> Document segment

:::::

= Left–right confusion =

Inability to differentiate left and right directions

Left–right confusion (LRC) is the inability to accurately differentiate between left and right directions. Conversely, left–right discrimination (LRD) refers to a person's ability to differentiate between left and right. LRC is reported by approximately 15% of the population according to the 2020 research by Van der Ham and her colleagues. People who have LRC can typically perform daily navigational tasks, such as driving according to road signs or following a map, but may have difficulty performing actions that require a precise understanding of directional commands, such as ballroom dancing.

== Prevalence ==
Data regarding LRC prevalence is primarily based on behavioral studies, self-assessments, and surveys. Gormley and Brydges found that in a group of 800 adults, 17% of women and 9% of men reported difficulty differentiating between left and right. Such studies suggest that women are more prone to LRC than men, with women reporting higher rates of LRC in both accuracy and speed of response.

:::::

> Document structure recognition data
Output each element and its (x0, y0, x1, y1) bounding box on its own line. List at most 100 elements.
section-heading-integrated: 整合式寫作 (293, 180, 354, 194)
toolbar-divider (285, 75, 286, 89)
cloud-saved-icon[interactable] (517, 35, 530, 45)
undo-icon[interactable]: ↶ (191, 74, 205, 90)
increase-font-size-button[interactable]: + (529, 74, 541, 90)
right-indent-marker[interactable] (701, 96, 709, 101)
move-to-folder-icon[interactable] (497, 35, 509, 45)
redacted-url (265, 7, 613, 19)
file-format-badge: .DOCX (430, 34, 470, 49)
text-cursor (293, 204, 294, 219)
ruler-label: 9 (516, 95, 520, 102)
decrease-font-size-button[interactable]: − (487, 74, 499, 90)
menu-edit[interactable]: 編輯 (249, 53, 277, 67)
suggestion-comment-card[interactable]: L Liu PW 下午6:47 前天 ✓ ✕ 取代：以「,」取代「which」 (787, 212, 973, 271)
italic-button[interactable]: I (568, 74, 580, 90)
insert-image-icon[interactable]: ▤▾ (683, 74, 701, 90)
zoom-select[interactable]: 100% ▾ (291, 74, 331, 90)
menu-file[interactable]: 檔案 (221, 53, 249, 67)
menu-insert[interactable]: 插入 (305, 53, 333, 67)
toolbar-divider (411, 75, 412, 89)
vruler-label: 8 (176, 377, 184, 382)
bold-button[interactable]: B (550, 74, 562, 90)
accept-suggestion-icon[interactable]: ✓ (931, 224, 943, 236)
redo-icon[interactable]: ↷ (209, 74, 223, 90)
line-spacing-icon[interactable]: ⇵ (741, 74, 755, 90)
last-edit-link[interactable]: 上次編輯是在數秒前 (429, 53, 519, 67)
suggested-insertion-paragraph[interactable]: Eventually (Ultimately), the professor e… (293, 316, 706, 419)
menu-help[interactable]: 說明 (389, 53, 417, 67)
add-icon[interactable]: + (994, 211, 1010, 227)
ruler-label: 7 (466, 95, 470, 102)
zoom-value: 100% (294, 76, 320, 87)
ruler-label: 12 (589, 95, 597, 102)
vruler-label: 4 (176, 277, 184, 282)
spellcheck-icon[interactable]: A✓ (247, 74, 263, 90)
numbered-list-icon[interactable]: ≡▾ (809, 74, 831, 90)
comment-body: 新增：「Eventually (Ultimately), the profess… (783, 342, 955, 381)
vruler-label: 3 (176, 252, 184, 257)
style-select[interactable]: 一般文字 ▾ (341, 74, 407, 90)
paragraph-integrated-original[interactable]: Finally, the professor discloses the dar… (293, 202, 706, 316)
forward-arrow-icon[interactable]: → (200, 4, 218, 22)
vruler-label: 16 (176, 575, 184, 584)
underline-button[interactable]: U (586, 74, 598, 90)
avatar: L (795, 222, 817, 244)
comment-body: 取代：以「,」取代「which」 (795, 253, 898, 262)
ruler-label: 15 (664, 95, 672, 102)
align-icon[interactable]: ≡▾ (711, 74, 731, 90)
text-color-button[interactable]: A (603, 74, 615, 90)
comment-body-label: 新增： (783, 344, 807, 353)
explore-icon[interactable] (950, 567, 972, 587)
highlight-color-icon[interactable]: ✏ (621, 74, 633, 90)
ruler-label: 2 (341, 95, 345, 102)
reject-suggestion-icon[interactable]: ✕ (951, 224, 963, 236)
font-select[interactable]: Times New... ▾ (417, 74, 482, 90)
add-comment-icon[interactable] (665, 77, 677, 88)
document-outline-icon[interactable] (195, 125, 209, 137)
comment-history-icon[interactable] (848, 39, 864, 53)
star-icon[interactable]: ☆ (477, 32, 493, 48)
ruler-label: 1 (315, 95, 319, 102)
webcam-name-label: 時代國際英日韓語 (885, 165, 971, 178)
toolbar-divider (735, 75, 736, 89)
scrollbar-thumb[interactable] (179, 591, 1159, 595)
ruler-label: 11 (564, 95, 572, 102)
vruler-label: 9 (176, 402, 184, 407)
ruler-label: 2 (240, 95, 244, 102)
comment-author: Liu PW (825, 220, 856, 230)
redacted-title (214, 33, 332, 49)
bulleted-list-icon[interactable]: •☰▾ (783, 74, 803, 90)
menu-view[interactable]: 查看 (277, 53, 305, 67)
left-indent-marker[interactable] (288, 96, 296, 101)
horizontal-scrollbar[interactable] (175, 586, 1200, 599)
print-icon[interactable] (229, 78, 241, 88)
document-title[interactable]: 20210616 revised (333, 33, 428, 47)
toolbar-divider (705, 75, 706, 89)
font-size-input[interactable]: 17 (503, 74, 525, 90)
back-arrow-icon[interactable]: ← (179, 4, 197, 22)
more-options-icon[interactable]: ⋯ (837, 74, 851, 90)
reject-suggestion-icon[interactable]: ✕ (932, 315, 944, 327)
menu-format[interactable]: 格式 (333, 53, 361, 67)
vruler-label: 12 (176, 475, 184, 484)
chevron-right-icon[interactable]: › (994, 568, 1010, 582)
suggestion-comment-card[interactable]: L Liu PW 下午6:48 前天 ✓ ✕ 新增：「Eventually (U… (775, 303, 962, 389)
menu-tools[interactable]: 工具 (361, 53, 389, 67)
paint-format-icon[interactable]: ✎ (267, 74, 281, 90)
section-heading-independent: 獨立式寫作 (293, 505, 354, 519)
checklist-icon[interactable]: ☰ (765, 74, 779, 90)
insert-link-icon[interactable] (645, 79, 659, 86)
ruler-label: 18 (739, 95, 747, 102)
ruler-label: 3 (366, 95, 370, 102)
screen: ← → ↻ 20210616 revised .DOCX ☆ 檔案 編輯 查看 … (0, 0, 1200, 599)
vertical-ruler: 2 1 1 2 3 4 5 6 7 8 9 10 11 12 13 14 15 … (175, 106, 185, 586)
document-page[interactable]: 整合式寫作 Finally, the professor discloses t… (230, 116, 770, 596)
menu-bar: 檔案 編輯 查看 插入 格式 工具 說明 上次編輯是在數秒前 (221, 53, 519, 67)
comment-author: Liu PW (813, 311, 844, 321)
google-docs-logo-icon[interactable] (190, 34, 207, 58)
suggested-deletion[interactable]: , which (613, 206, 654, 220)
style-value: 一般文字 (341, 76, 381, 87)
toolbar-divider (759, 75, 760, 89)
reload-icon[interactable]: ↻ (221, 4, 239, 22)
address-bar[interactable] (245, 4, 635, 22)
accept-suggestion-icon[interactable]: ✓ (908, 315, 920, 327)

:::::

> Your assignment
In the article on left–right confusion, copy everything from "Left–right confusion (LRC)" down to "as ballroom dancing.", swapping "ballroom dancing" for "folk dancing".

> Your solution
Left–right confusion (LRC) is the inability to accurately differentiate between left and right directions. Conversely, left–right discrimination (LRD) refers to a person's ability to differentiate between left and right. LRC is reported by approximately 15% of the population according to the 2020 research by Van der Ham and her colleagues. People who have LRC can typically perform daily navigational tasks, such as driving according to road signs or following a map, but may have difficulty performing actions that require a precise understanding of directional commands, such as folk dancing.